**Required work:** Leave out the pictures and repeat every record exactly.

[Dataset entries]
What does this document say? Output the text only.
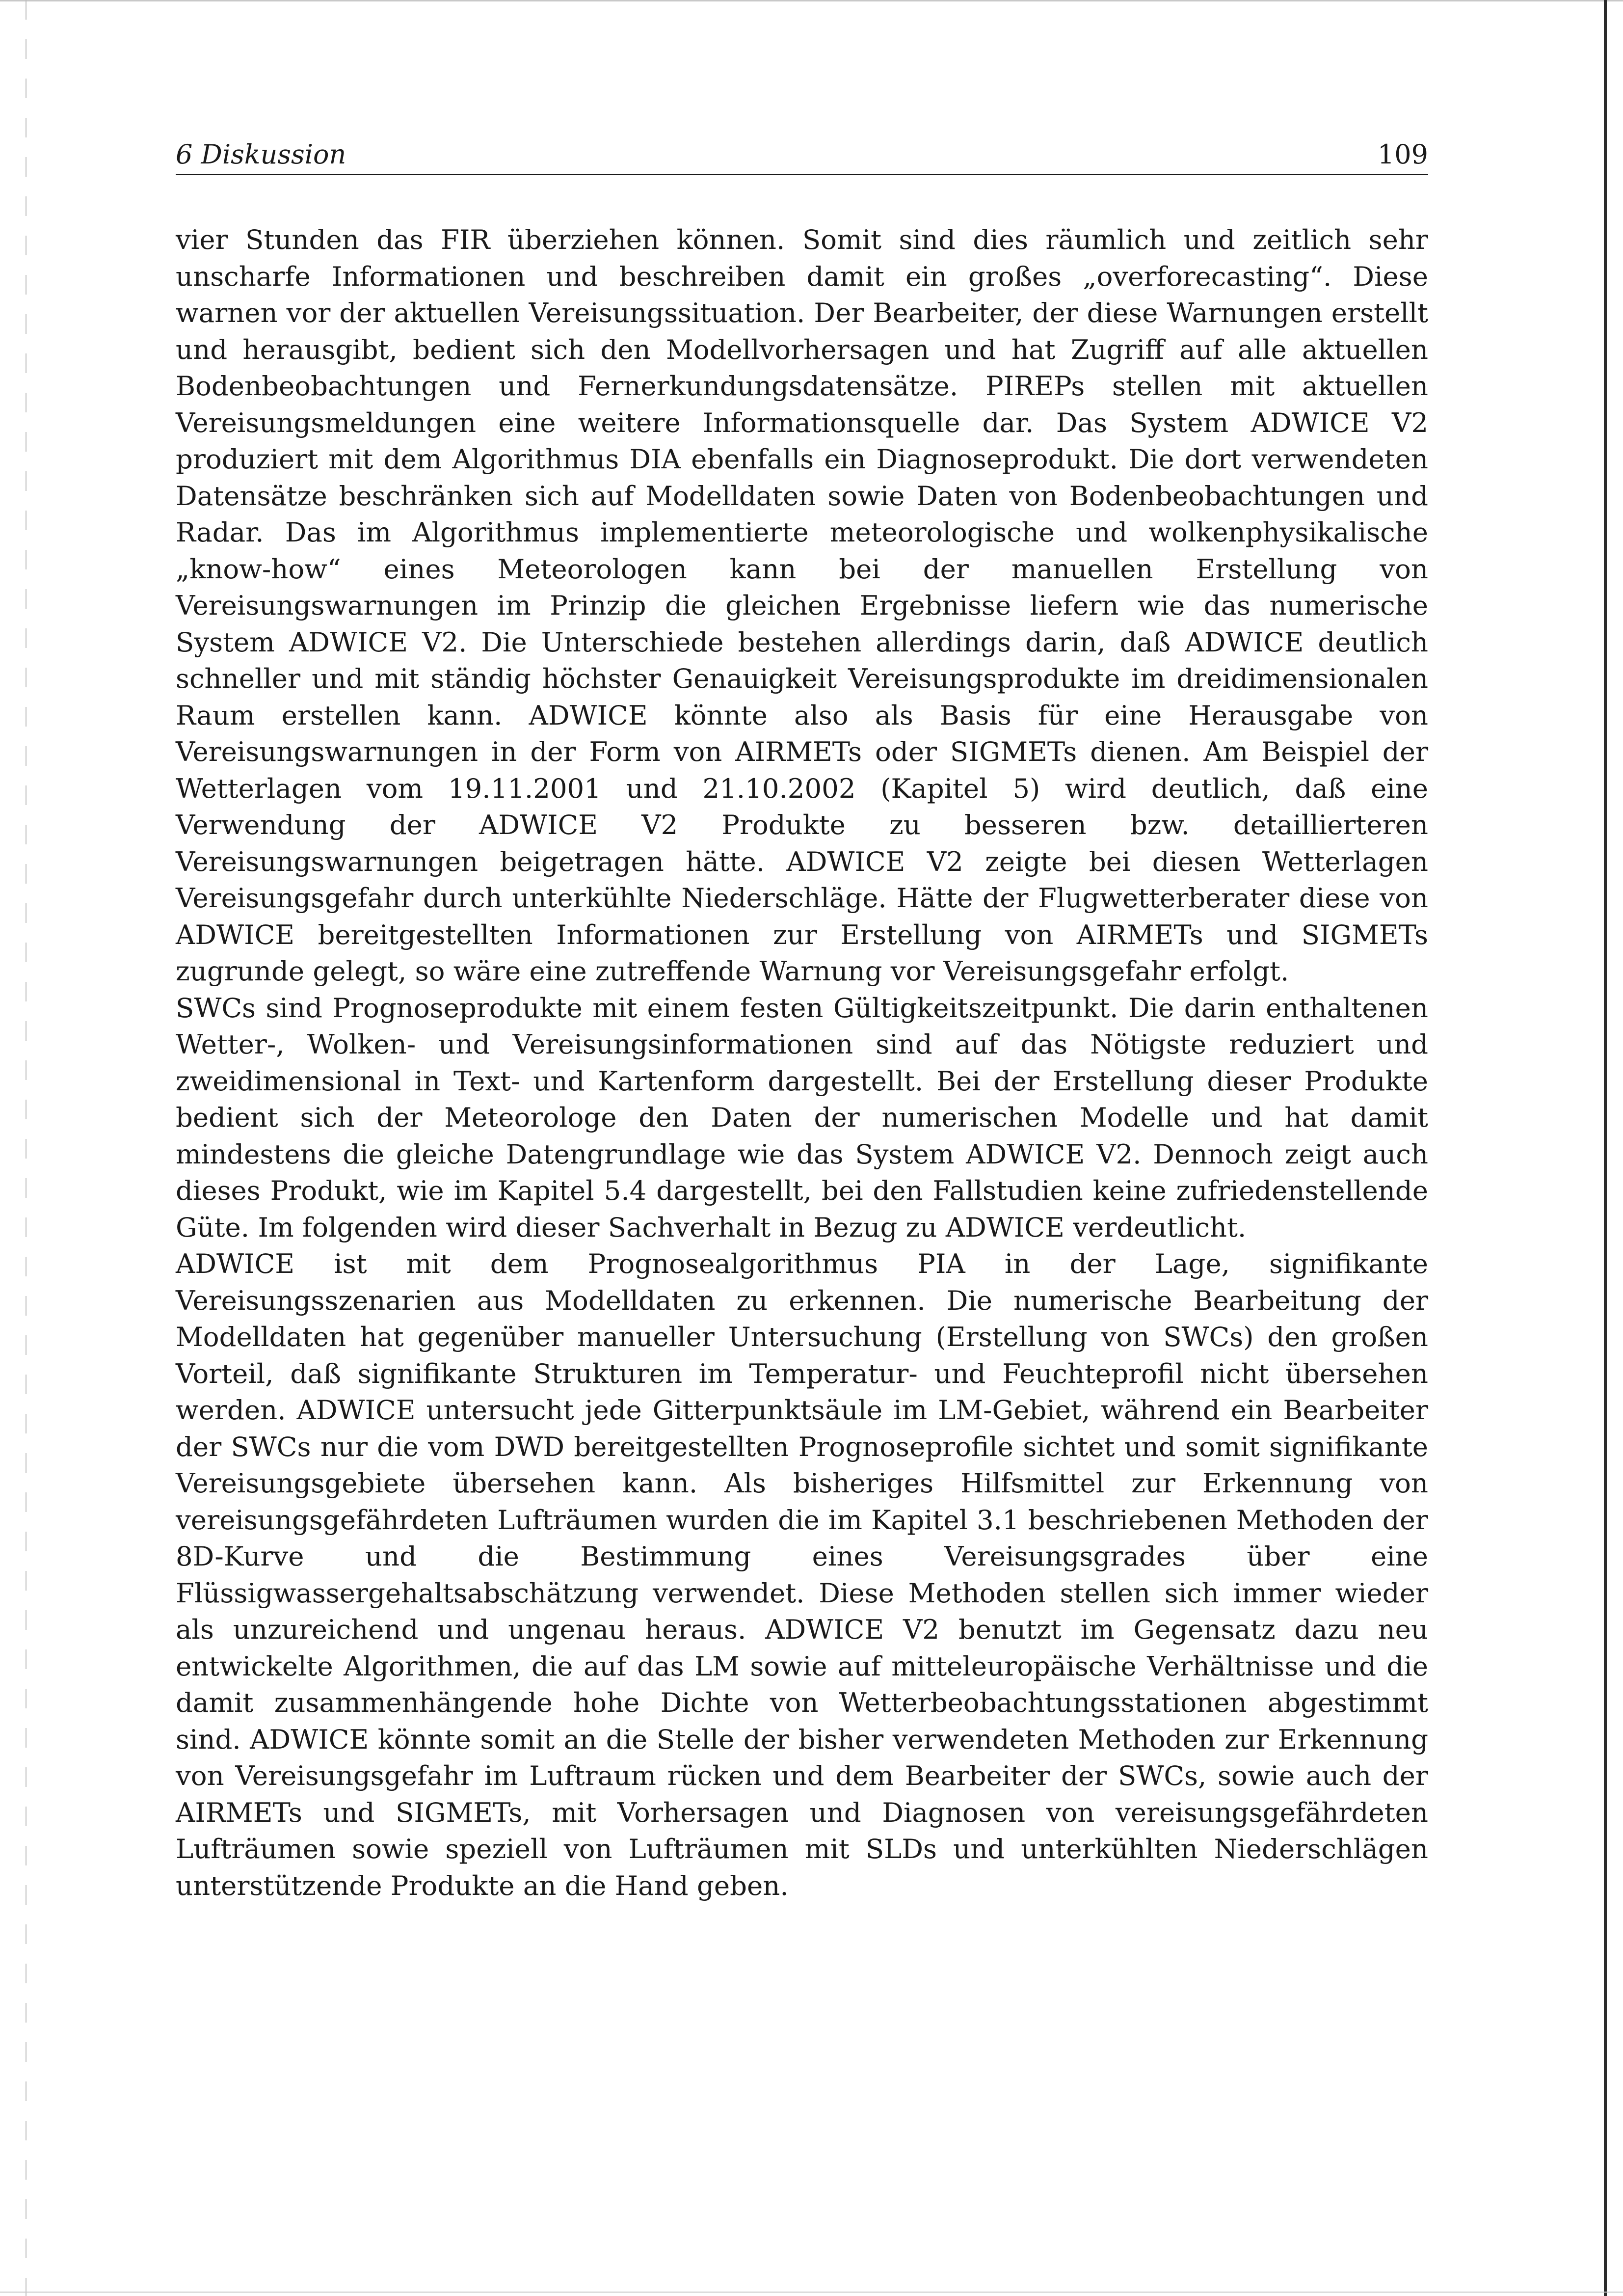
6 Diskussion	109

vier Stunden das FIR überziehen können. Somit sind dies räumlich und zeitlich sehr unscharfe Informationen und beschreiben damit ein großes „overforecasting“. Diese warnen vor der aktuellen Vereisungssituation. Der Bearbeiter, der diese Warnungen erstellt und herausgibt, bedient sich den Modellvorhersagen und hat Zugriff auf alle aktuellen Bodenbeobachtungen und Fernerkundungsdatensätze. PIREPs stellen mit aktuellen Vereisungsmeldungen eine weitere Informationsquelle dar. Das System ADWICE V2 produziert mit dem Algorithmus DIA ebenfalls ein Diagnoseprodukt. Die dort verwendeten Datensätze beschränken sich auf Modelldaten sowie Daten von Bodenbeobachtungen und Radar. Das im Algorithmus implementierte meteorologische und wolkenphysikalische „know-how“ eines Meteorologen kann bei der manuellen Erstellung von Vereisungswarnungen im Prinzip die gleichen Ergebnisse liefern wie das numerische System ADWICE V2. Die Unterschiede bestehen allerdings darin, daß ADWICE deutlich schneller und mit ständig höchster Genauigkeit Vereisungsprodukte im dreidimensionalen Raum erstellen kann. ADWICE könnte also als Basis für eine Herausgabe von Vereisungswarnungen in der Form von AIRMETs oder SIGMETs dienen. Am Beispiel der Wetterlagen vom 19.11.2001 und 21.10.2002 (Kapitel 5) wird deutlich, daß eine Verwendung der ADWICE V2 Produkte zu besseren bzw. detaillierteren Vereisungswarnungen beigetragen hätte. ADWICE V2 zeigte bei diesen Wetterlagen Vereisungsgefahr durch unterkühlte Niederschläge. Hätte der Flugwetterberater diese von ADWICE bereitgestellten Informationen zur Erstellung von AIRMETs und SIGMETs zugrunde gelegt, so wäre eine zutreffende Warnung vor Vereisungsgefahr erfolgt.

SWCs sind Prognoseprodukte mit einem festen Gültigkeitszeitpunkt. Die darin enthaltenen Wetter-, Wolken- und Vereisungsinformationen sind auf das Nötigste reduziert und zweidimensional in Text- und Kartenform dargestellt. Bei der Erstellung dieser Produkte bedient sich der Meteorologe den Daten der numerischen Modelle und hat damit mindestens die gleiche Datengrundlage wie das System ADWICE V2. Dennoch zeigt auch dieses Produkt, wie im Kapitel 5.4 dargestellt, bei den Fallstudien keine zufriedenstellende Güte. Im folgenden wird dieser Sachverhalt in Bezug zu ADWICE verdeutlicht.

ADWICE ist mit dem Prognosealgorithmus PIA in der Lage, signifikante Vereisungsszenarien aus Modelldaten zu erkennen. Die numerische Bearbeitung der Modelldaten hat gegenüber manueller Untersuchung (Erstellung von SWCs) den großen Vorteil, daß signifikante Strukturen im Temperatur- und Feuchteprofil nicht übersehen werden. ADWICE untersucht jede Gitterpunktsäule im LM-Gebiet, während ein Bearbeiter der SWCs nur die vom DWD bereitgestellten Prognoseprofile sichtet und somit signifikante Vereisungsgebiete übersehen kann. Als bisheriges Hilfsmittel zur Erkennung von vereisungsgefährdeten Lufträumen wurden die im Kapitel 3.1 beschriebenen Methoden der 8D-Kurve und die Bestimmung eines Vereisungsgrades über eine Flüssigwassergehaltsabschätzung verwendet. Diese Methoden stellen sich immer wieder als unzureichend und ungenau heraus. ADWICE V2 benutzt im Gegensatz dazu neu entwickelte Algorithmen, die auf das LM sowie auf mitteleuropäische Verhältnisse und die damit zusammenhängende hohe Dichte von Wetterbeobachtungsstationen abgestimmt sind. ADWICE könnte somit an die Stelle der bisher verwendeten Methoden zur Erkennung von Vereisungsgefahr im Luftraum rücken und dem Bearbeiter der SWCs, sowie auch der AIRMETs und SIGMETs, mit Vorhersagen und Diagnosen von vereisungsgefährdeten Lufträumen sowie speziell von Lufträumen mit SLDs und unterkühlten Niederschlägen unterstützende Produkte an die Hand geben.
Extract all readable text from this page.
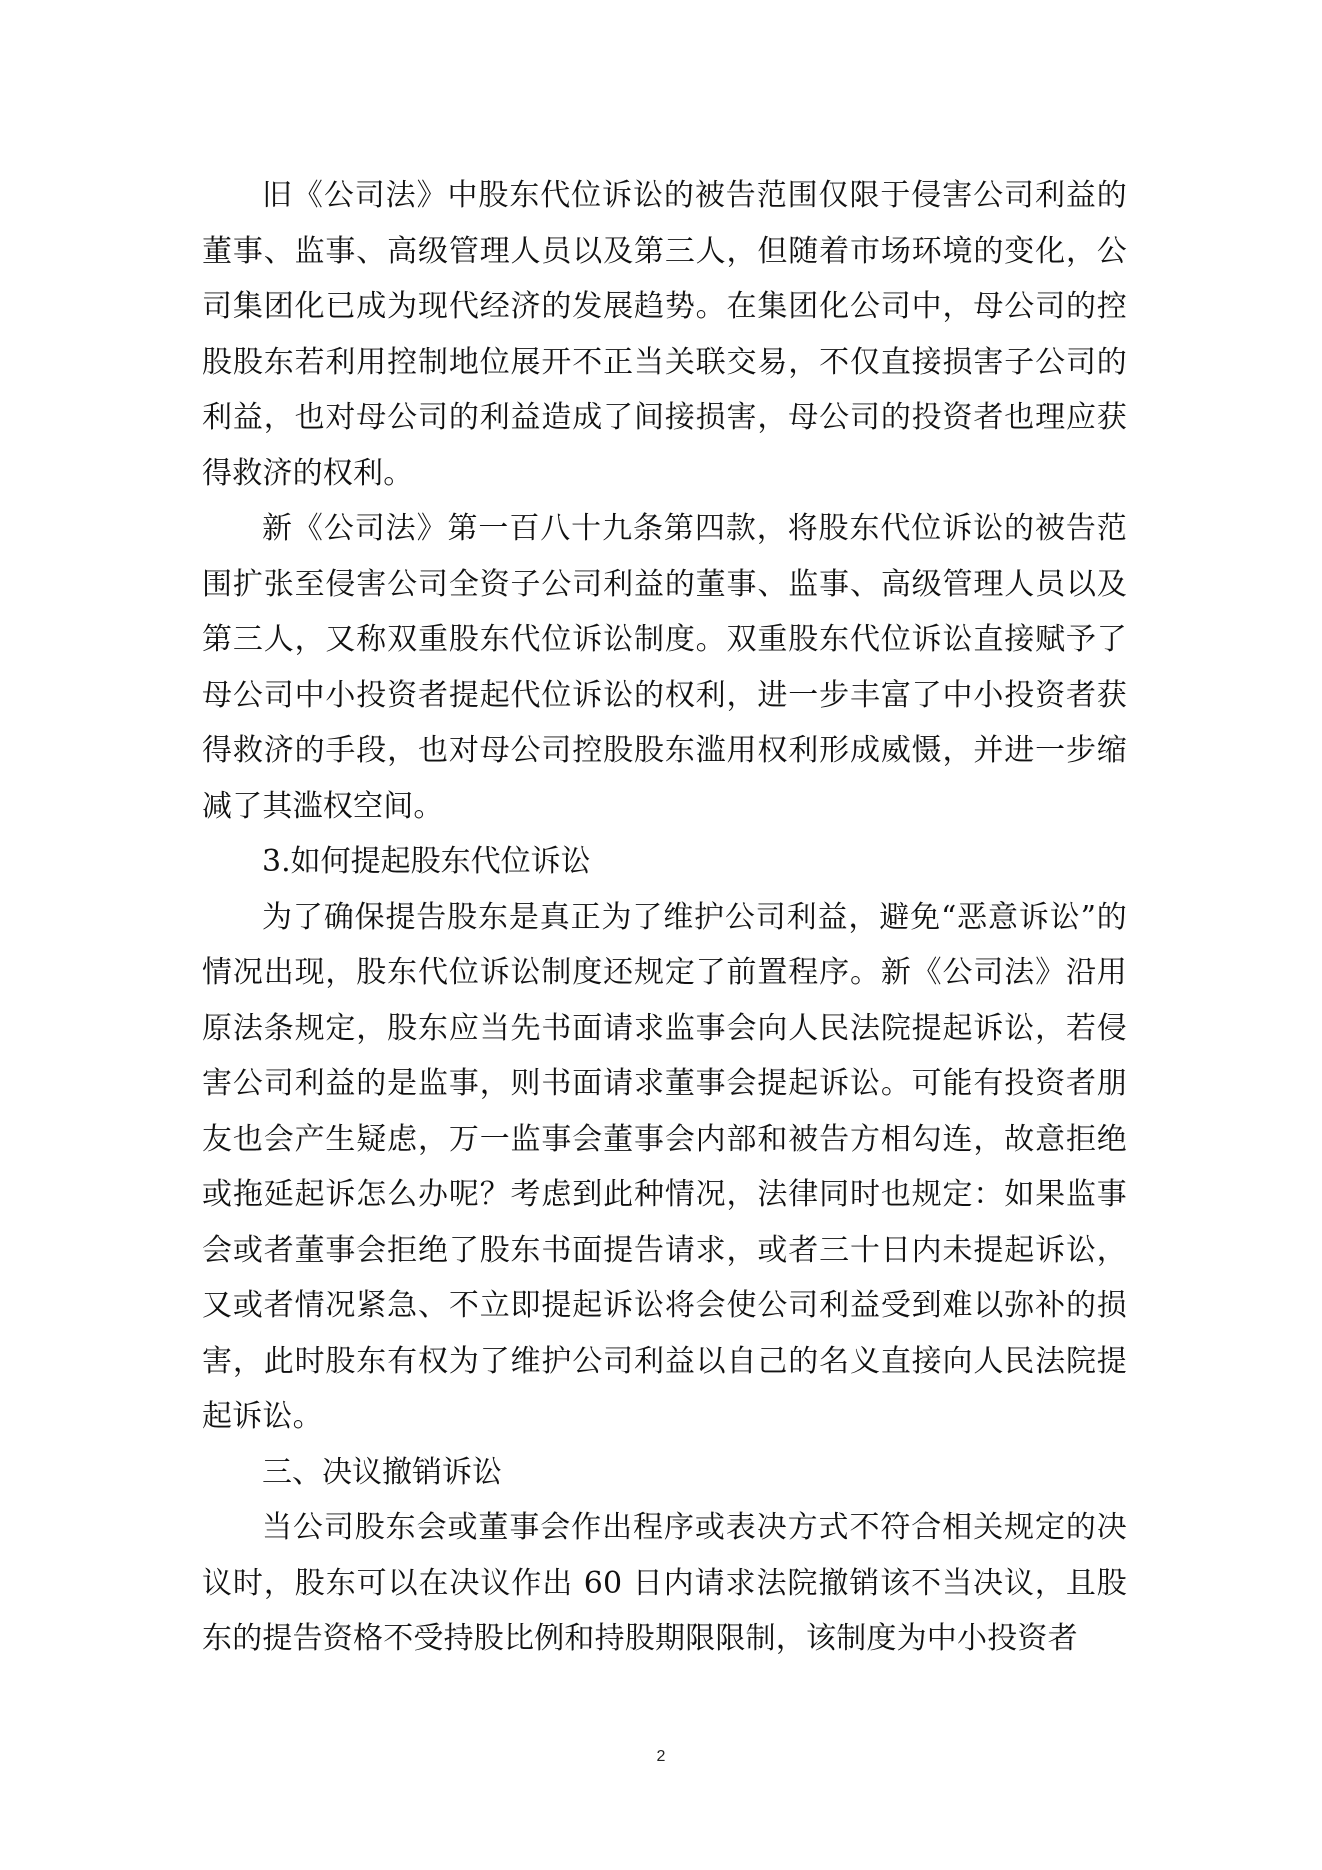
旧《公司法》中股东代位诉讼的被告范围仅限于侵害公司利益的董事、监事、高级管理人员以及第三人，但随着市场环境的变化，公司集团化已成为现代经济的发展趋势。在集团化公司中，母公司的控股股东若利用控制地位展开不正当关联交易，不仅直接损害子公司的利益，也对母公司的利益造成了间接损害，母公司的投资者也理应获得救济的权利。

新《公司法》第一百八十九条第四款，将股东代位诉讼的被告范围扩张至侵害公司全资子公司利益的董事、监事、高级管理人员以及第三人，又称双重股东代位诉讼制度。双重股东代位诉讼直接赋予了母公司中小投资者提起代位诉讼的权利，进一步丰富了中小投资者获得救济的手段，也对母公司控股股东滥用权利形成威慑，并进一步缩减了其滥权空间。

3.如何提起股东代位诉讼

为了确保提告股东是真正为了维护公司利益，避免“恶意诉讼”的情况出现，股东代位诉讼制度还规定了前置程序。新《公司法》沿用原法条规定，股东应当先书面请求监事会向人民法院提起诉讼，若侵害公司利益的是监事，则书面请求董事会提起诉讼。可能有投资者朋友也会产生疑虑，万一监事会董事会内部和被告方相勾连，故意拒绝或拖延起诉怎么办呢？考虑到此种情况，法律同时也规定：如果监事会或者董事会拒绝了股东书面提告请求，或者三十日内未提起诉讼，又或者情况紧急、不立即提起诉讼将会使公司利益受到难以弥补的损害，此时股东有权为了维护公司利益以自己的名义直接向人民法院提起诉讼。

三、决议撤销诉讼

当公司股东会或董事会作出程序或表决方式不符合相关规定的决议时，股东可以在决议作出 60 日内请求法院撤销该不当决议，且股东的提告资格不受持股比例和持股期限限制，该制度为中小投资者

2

**Full response:**
What does this document say? Output the text only.
6 Diskussion	109

vier Stunden das FIR überziehen können. Somit sind dies räumlich und zeitlich sehr unscharfe Informationen und beschreiben damit ein großes „overforecasting“. Diese warnen vor der aktuellen Vereisungssituation. Der Bearbeiter, der diese Warnungen erstellt und herausgibt, bedient sich den Modellvorhersagen und hat Zugriff auf alle aktuellen Bodenbeobachtungen und Fernerkundungsdatensätze. PIREPs stellen mit aktuellen Vereisungsmeldungen eine weitere Informationsquelle dar. Das System ADWICE V2 produziert mit dem Algorithmus DIA ebenfalls ein Diagnoseprodukt. Die dort verwendeten Datensätze beschränken sich auf Modelldaten sowie Daten von Bodenbeobachtungen und Radar. Das im Algorithmus implementierte meteorologische und wolkenphysikalische „know-how“ eines Meteorologen kann bei der manuellen Erstellung von Vereisungswarnungen im Prinzip die gleichen Ergebnisse liefern wie das numerische System ADWICE V2. Die Unterschiede bestehen allerdings darin, daß ADWICE deutlich schneller und mit ständig höchster Genauigkeit Vereisungsprodukte im dreidimensionalen Raum erstellen kann. ADWICE könnte also als Basis für eine Herausgabe von Vereisungswarnungen in der Form von AIRMETs oder SIGMETs dienen. Am Beispiel der Wetterlagen vom 19.11.2001 und 21.10.2002 (Kapitel 5) wird deutlich, daß eine Verwendung der ADWICE V2 Produkte zu besseren bzw. detaillierteren Vereisungswarnungen beigetragen hätte. ADWICE V2 zeigte bei diesen Wetterlagen Vereisungsgefahr durch unterkühlte Niederschläge. Hätte der Flugwetterberater diese von ADWICE bereitgestellten Informationen zur Erstellung von AIRMETs und SIGMETs zugrunde gelegt, so wäre eine zutreffende Warnung vor Vereisungsgefahr erfolgt.

SWCs sind Prognoseprodukte mit einem festen Gültigkeitszeitpunkt. Die darin enthaltenen Wetter-, Wolken- und Vereisungsinformationen sind auf das Nötigste reduziert und zweidimensional in Text- und Kartenform dargestellt. Bei der Erstellung dieser Produkte bedient sich der Meteorologe den Daten der numerischen Modelle und hat damit mindestens die gleiche Datengrundlage wie das System ADWICE V2. Dennoch zeigt auch dieses Produkt, wie im Kapitel 5.4 dargestellt, bei den Fallstudien keine zufriedenstellende Güte. Im folgenden wird dieser Sachverhalt in Bezug zu ADWICE verdeutlicht.

ADWICE ist mit dem Prognosealgorithmus PIA in der Lage, signifikante Vereisungsszenarien aus Modelldaten zu erkennen. Die numerische Bearbeitung der Modelldaten hat gegenüber manueller Untersuchung (Erstellung von SWCs) den großen Vorteil, daß signifikante Strukturen im Temperatur- und Feuchteprofil nicht übersehen werden. ADWICE untersucht jede Gitterpunktsäule im LM-Gebiet, während ein Bearbeiter der SWCs nur die vom DWD bereitgestellten Prognoseprofile sichtet und somit signifikante Vereisungsgebiete übersehen kann. Als bisheriges Hilfsmittel zur Erkennung von vereisungsgefährdeten Lufträumen wurden die im Kapitel 3.1 beschriebenen Methoden der 8D-Kurve und die Bestimmung eines Vereisungsgrades über eine Flüssigwassergehaltsabschätzung verwendet. Diese Methoden stellen sich immer wieder als unzureichend und ungenau heraus. ADWICE V2 benutzt im Gegensatz dazu neu entwickelte Algorithmen, die auf das LM sowie auf mitteleuropäische Verhältnisse und die damit zusammenhängende hohe Dichte von Wetterbeobachtungsstationen abgestimmt sind. ADWICE könnte somit an die Stelle der bisher verwendeten Methoden zur Erkennung von Vereisungsgefahr im Luftraum rücken und dem Bearbeiter der SWCs, sowie auch der AIRMETs und SIGMETs, mit Vorhersagen und Diagnosen von vereisungsgefährdeten Lufträumen sowie speziell von Lufträumen mit SLDs und unterkühlten Niederschlägen unterstützende Produkte an die Hand geben.
Extract all readable text from this page.
旧《公司法》中股东代位诉讼的被告范围仅限于侵害公司利益的董事、监事、高级管理人员以及第三人，但随着市场环境的变化，公司集团化已成为现代经济的发展趋势。在集团化公司中，母公司的控股股东若利用控制地位展开不正当关联交易，不仅直接损害子公司的利益，也对母公司的利益造成了间接损害，母公司的投资者也理应获得救济的权利。

新《公司法》第一百八十九条第四款，将股东代位诉讼的被告范围扩张至侵害公司全资子公司利益的董事、监事、高级管理人员以及第三人，又称双重股东代位诉讼制度。双重股东代位诉讼直接赋予了母公司中小投资者提起代位诉讼的权利，进一步丰富了中小投资者获得救济的手段，也对母公司控股股东滥用权利形成威慑，并进一步缩减了其滥权空间。

3.如何提起股东代位诉讼

为了确保提告股东是真正为了维护公司利益，避免“恶意诉讼”的情况出现，股东代位诉讼制度还规定了前置程序。新《公司法》沿用原法条规定，股东应当先书面请求监事会向人民法院提起诉讼，若侵害公司利益的是监事，则书面请求董事会提起诉讼。可能有投资者朋友也会产生疑虑，万一监事会董事会内部和被告方相勾连，故意拒绝或拖延起诉怎么办呢？考虑到此种情况，法律同时也规定：如果监事会或者董事会拒绝了股东书面提告请求，或者三十日内未提起诉讼，又或者情况紧急、不立即提起诉讼将会使公司利益受到难以弥补的损害，此时股东有权为了维护公司利益以自己的名义直接向人民法院提起诉讼。

三、决议撤销诉讼

当公司股东会或董事会作出程序或表决方式不符合相关规定的决议时，股东可以在决议作出 60 日内请求法院撤销该不当决议，且股东的提告资格不受持股比例和持股期限限制，该制度为中小投资者

2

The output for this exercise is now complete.